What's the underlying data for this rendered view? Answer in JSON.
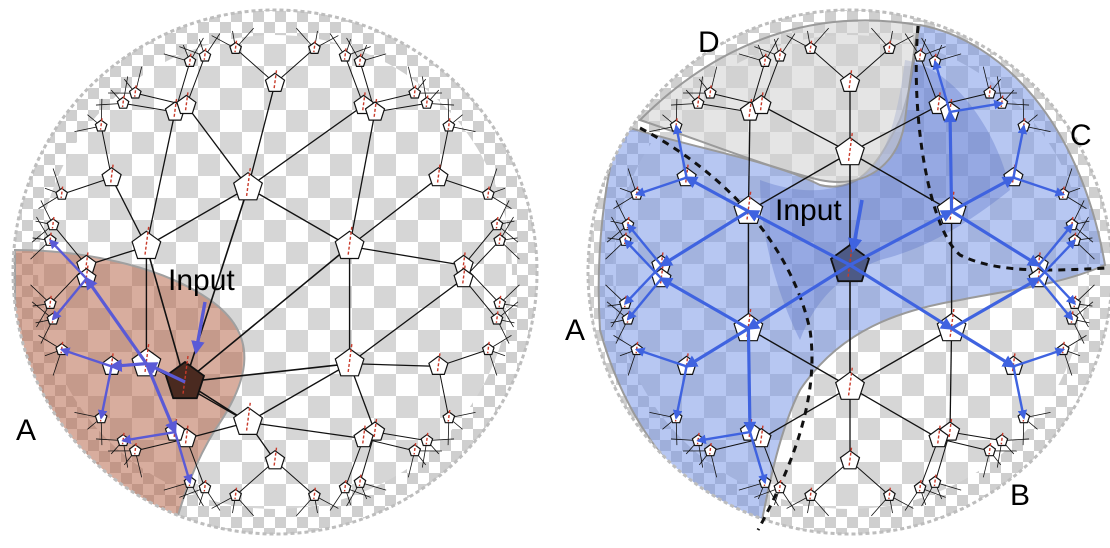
{
  "panels": [
    {
      "id": "left",
      "labels": {
        "input": "Input",
        "regions": [
          "A"
        ]
      },
      "colors": {
        "highlight": "#b86a4f",
        "input_node": "#4a2a20",
        "arrow": "#5a5ad6"
      }
    },
    {
      "id": "right",
      "labels": {
        "input": "Input",
        "regions": [
          "D",
          "C",
          "A",
          "B"
        ]
      },
      "colors": {
        "highlight": "#6f8fe6",
        "input_node": "#4d5a86",
        "arrow": "#3f63e0"
      }
    }
  ],
  "colors": {
    "checker": "#d4d4d4",
    "edge": "#111111",
    "hint": "#c83a2a",
    "rim": "#bdbdbd"
  }
}
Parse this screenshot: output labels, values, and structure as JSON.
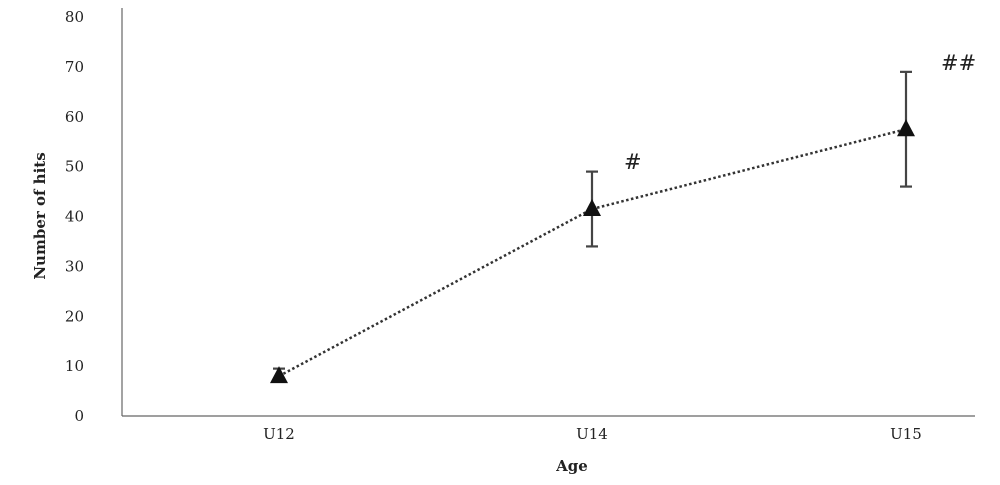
{
  "chart_data": {
    "type": "line",
    "title": "",
    "xlabel": "Age",
    "ylabel": "Number of hits",
    "categories": [
      "U12",
      "U14",
      "U15"
    ],
    "ylim": [
      0,
      80
    ],
    "yticks": [
      0,
      10,
      20,
      30,
      40,
      50,
      60,
      70,
      80
    ],
    "series": [
      {
        "values": [
          8,
          41.5,
          57.5
        ],
        "error_low": [
          7,
          34,
          46
        ],
        "error_high": [
          9.5,
          49,
          69
        ],
        "marker": "triangle",
        "line_style": "dotted",
        "color": "#333333"
      }
    ],
    "annotations": [
      {
        "category": "U14",
        "text": "#"
      },
      {
        "category": "U15",
        "text": "##"
      }
    ],
    "grid": false,
    "legend": "none"
  }
}
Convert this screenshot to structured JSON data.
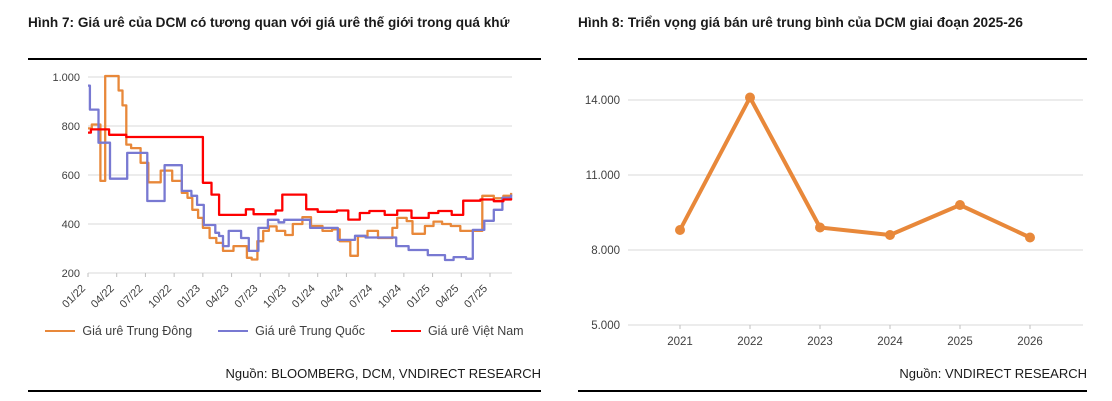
{
  "chart_data": [
    {
      "type": "line",
      "title": "Hình 7: Giá urê của DCM có tương quan với giá urê thế giới trong quá khứ",
      "source": "Nguồn: BLOOMBERG, DCM, VNDIRECT RESEARCH",
      "interpolation": "step-after",
      "grid": "horizontal",
      "legend_position": "bottom",
      "x_unit": "months since 01/2022",
      "x_range": [
        0,
        44.2
      ],
      "ylim": [
        200,
        1000
      ],
      "y_ticks": [
        200,
        400,
        600,
        800,
        1000
      ],
      "y_tick_labels": [
        "200",
        "400",
        "600",
        "800",
        "1.000"
      ],
      "x_tick_months": [
        0,
        3,
        6,
        9,
        12,
        15,
        18,
        21,
        24,
        27,
        30,
        33,
        36,
        39,
        42
      ],
      "x_tick_labels": [
        "01/22",
        "04/22",
        "07/22",
        "10/22",
        "01/23",
        "04/23",
        "07/23",
        "10/23",
        "01/24",
        "04/24",
        "07/24",
        "10/24",
        "01/25",
        "04/25",
        "07/25"
      ],
      "series": [
        {
          "name": "Giá urê Trung Đông",
          "color": "#E8883A",
          "points": [
            [
              0,
              790
            ],
            [
              0.4,
              806
            ],
            [
              1.3,
              576
            ],
            [
              1.8,
              1004
            ],
            [
              3.2,
              945
            ],
            [
              3.6,
              884
            ],
            [
              4.0,
              724
            ],
            [
              4.5,
              710
            ],
            [
              5.5,
              650
            ],
            [
              6.3,
              570
            ],
            [
              7.6,
              618
            ],
            [
              8.8,
              576
            ],
            [
              9.8,
              527
            ],
            [
              10.4,
              507
            ],
            [
              10.9,
              458
            ],
            [
              11.5,
              425
            ],
            [
              12.0,
              384
            ],
            [
              12.7,
              343
            ],
            [
              13.4,
              323
            ],
            [
              14.1,
              290
            ],
            [
              15.2,
              310
            ],
            [
              16.6,
              262
            ],
            [
              17.1,
              255
            ],
            [
              17.7,
              330
            ],
            [
              18.3,
              372
            ],
            [
              18.9,
              390
            ],
            [
              19.7,
              372
            ],
            [
              20.6,
              355
            ],
            [
              21.4,
              400
            ],
            [
              22.4,
              428
            ],
            [
              23.3,
              392
            ],
            [
              24.5,
              372
            ],
            [
              25.5,
              378
            ],
            [
              26.3,
              330
            ],
            [
              27.4,
              270
            ],
            [
              28.2,
              350
            ],
            [
              29.2,
              372
            ],
            [
              30.3,
              343
            ],
            [
              31.8,
              384
            ],
            [
              32.3,
              425
            ],
            [
              33.3,
              412
            ],
            [
              33.9,
              360
            ],
            [
              35.2,
              392
            ],
            [
              36.1,
              410
            ],
            [
              37.0,
              400
            ],
            [
              37.9,
              392
            ],
            [
              38.9,
              372
            ],
            [
              41.2,
              515
            ],
            [
              42.4,
              505
            ],
            [
              43.4,
              515
            ],
            [
              44.2,
              527
            ]
          ]
        },
        {
          "name": "Giá urê Trung Quốc",
          "color": "#7879D2",
          "points": [
            [
              0,
              965
            ],
            [
              0.2,
              867
            ],
            [
              1.1,
              732
            ],
            [
              2.3,
              585
            ],
            [
              4.1,
              690
            ],
            [
              6.2,
              494
            ],
            [
              8.0,
              640
            ],
            [
              9.8,
              535
            ],
            [
              10.8,
              515
            ],
            [
              11.4,
              478
            ],
            [
              12.1,
              396
            ],
            [
              13.3,
              364
            ],
            [
              13.7,
              351
            ],
            [
              14.1,
              310
            ],
            [
              14.7,
              372
            ],
            [
              16.0,
              343
            ],
            [
              16.8,
              290
            ],
            [
              17.8,
              384
            ],
            [
              18.8,
              417
            ],
            [
              19.9,
              407
            ],
            [
              20.5,
              417
            ],
            [
              23.2,
              384
            ],
            [
              26.1,
              335
            ],
            [
              27.9,
              352
            ],
            [
              29.0,
              345
            ],
            [
              32.2,
              310
            ],
            [
              33.5,
              294
            ],
            [
              35.5,
              273
            ],
            [
              37.3,
              253
            ],
            [
              38.2,
              265
            ],
            [
              39.5,
              258
            ],
            [
              40.2,
              376
            ],
            [
              41.4,
              413
            ],
            [
              42.4,
              458
            ],
            [
              43.3,
              507
            ],
            [
              44.2,
              520
            ]
          ]
        },
        {
          "name": "Giá urê Việt Nam",
          "color": "#FE0000",
          "points": [
            [
              0,
              773
            ],
            [
              0.3,
              786
            ],
            [
              2.2,
              764
            ],
            [
              4.0,
              755
            ],
            [
              12.0,
              568
            ],
            [
              12.9,
              520
            ],
            [
              13.7,
              437
            ],
            [
              16.5,
              460
            ],
            [
              17.3,
              440
            ],
            [
              19.6,
              455
            ],
            [
              20.3,
              520
            ],
            [
              22.8,
              460
            ],
            [
              24.0,
              450
            ],
            [
              26.0,
              455
            ],
            [
              27.2,
              418
            ],
            [
              28.4,
              445
            ],
            [
              29.4,
              453
            ],
            [
              31.0,
              437
            ],
            [
              32.3,
              455
            ],
            [
              33.8,
              425
            ],
            [
              35.6,
              445
            ],
            [
              36.6,
              453
            ],
            [
              38.0,
              437
            ],
            [
              39.2,
              495
            ],
            [
              41.0,
              500
            ],
            [
              42.4,
              493
            ],
            [
              43.4,
              500
            ],
            [
              44.2,
              505
            ]
          ]
        }
      ]
    },
    {
      "type": "line",
      "title": "Hình 8: Triển vọng giá bán urê trung bình của DCM giai đoạn 2025-26",
      "source": "Nguồn: VNDIRECT RESEARCH",
      "grid": "horizontal",
      "markers": true,
      "categories": [
        "2021",
        "2022",
        "2023",
        "2024",
        "2025",
        "2026"
      ],
      "values": [
        8800,
        14100,
        8900,
        8600,
        9800,
        8500
      ],
      "series_name": "Giá bán urê trung bình của DCM",
      "series_color": "#E8883A",
      "ylim": [
        5000,
        15500
      ],
      "y_ticks": [
        5000,
        8000,
        11000,
        14000
      ],
      "y_tick_labels": [
        "5.000",
        "8.000",
        "11.000",
        "14.000"
      ]
    }
  ],
  "colors": {
    "grid": "#D9D9D9",
    "axis": "#BFBFBF",
    "tick_text": "#404040"
  }
}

########

- _TASK TO COMPLETE_
Give only the count of lines in the data that include the string "grid".

- _SOLUTION TO THIS PROBLEM_
4